**What is asked:** Output the data word for word, dropping every image.

**Data supplied:**
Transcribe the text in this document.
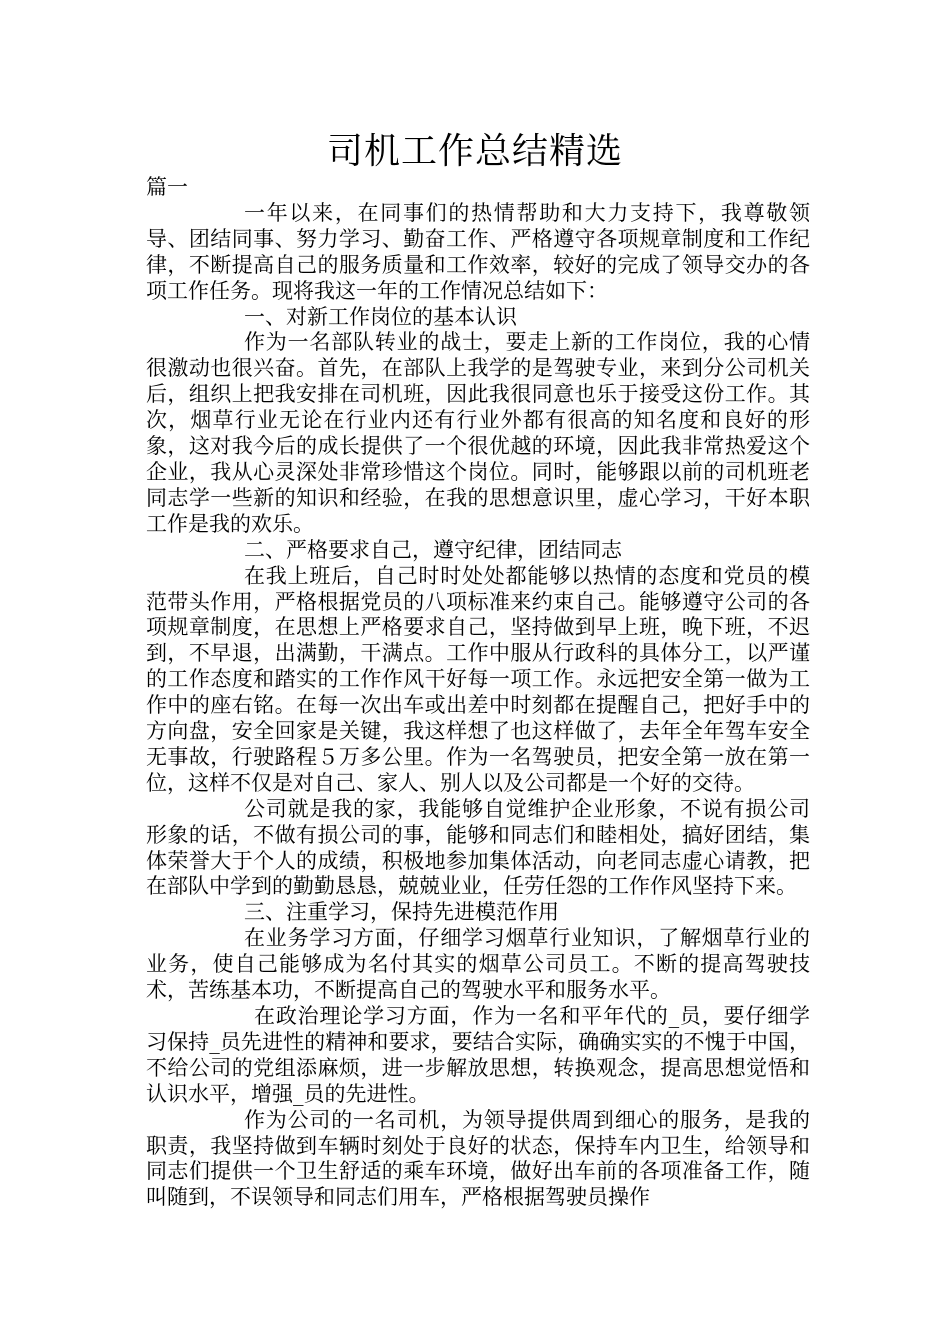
司机工作总结精选

篇一

一年以来，在同事们的热情帮助和大力支持下，我尊敬领导、团结同事、努力学习、勤奋工作、严格遵守各项规章制度和工作纪律，不断提高自己的服务质量和工作效率，较好的完成了领导交办的各项工作任务。现将我这一年的工作情况总结如下：

一、对新工作岗位的基本认识

作为一名部队转业的战士，要走上新的工作岗位，我的心情很激动也很兴奋。首先，在部队上我学的是驾驶专业，来到分公司机关后，组织上把我安排在司机班，因此我很同意也乐于接受这份工作。其次，烟草行业无论在行业内还有行业外都有很高的知名度和良好的形象，这对我今后的成长提供了一个很优越的环境，因此我非常热爱这个企业，我从心灵深处非常珍惜这个岗位。同时，能够跟以前的司机班老同志学一些新的知识和经验，在我的思想意识里，虚心学习，干好本职工作是我的欢乐。

二、严格要求自己，遵守纪律，团结同志

在我上班后，自己时时处处都能够以热情的态度和党员的模范带头作用，严格根据党员的八项标准来约束自己。能够遵守公司的各项规章制度，在思想上严格要求自己，坚持做到早上班，晚下班，不迟到，不早退，出满勤，干满点。工作中服从行政科的具体分工，以严谨的工作态度和踏实的工作作风干好每一项工作。永远把安全第一做为工作中的座右铭。在每一次出车或出差中时刻都在提醒自己，把好手中的方向盘，安全回家是关键，我这样想了也这样做了，去年全年驾车安全无事故，行驶路程５万多公里。作为一名驾驶员，把安全第一放在第一位，这样不仅是对自己、家人、别人以及公司都是一个好的交待。

公司就是我的家，我能够自觉维护企业形象，不说有损公司形象的话，不做有损公司的事，能够和同志们和睦相处，搞好团结，集体荣誉大于个人的成绩，积极地参加集体活动，向老同志虚心请教，把在部队中学到的勤勤恳恳，兢兢业业，任劳任怨的工作作风坚持下来。

三、注重学习，保持先进模范作用

在业务学习方面，仔细学习烟草行业知识，了解烟草行业的业务，使自己能够成为名付其实的烟草公司员工。不断的提高驾驶技术，苦练基本功，不断提高自己的驾驶水平和服务水平。

在政治理论学习方面，作为一名和平年代的_员，要仔细学习保持_员先进性的精神和要求，要结合实际，确确实实的不愧于中国，不给公司的党组添麻烦，进一步解放思想，转换观念，提高思想觉悟和认识水平，增强_员的先进性。

作为公司的一名司机，为领导提供周到细心的服务，是我的职责，我坚持做到车辆时刻处于良好的状态，保持车内卫生，给领导和同志们提供一个卫生舒适的乘车环境，做好出车前的各项准备工作，随叫随到，不误领导和同志们用车，严格根据驾驶员操作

**Response:**
Transcribe the text in this document.
司机工作总结精选

篇一

一年以来，在同事们的热情帮助和大力支持下，我尊敬领导、团结同事、努力学习、勤奋工作、严格遵守各项规章制度和工作纪律，不断提高自己的服务质量和工作效率，较好的完成了领导交办的各项工作任务。现将我这一年的工作情况总结如下：

一、对新工作岗位的基本认识

作为一名部队转业的战士，要走上新的工作岗位，我的心情很激动也很兴奋。首先，在部队上我学的是驾驶专业，来到分公司机关后，组织上把我安排在司机班，因此我很同意也乐于接受这份工作。其次，烟草行业无论在行业内还有行业外都有很高的知名度和良好的形象，这对我今后的成长提供了一个很优越的环境，因此我非常热爱这个企业，我从心灵深处非常珍惜这个岗位。同时，能够跟以前的司机班老同志学一些新的知识和经验，在我的思想意识里，虚心学习，干好本职工作是我的欢乐。

二、严格要求自己，遵守纪律，团结同志

在我上班后，自己时时处处都能够以热情的态度和党员的模范带头作用，严格根据党员的八项标准来约束自己。能够遵守公司的各项规章制度，在思想上严格要求自己，坚持做到早上班，晚下班，不迟到，不早退，出满勤，干满点。工作中服从行政科的具体分工，以严谨的工作态度和踏实的工作作风干好每一项工作。永远把安全第一做为工作中的座右铭。在每一次出车或出差中时刻都在提醒自己，把好手中的方向盘，安全回家是关键，我这样想了也这样做了，去年全年驾车安全无事故，行驶路程５万多公里。作为一名驾驶员，把安全第一放在第一位，这样不仅是对自己、家人、别人以及公司都是一个好的交待。

公司就是我的家，我能够自觉维护企业形象，不说有损公司形象的话，不做有损公司的事，能够和同志们和睦相处，搞好团结，集体荣誉大于个人的成绩，积极地参加集体活动，向老同志虚心请教，把在部队中学到的勤勤恳恳，兢兢业业，任劳任怨的工作作风坚持下来。

三、注重学习，保持先进模范作用

在业务学习方面，仔细学习烟草行业知识，了解烟草行业的业务，使自己能够成为名付其实的烟草公司员工。不断的提高驾驶技术，苦练基本功，不断提高自己的驾驶水平和服务水平。

在政治理论学习方面，作为一名和平年代的_员，要仔细学习保持_员先进性的精神和要求，要结合实际，确确实实的不愧于中国，不给公司的党组添麻烦，进一步解放思想，转换观念，提高思想觉悟和认识水平，增强_员的先进性。

作为公司的一名司机，为领导提供周到细心的服务，是我的职责，我坚持做到车辆时刻处于良好的状态，保持车内卫生，给领导和同志们提供一个卫生舒适的乘车环境，做好出车前的各项准备工作，随叫随到，不误领导和同志们用车，严格根据驾驶员操作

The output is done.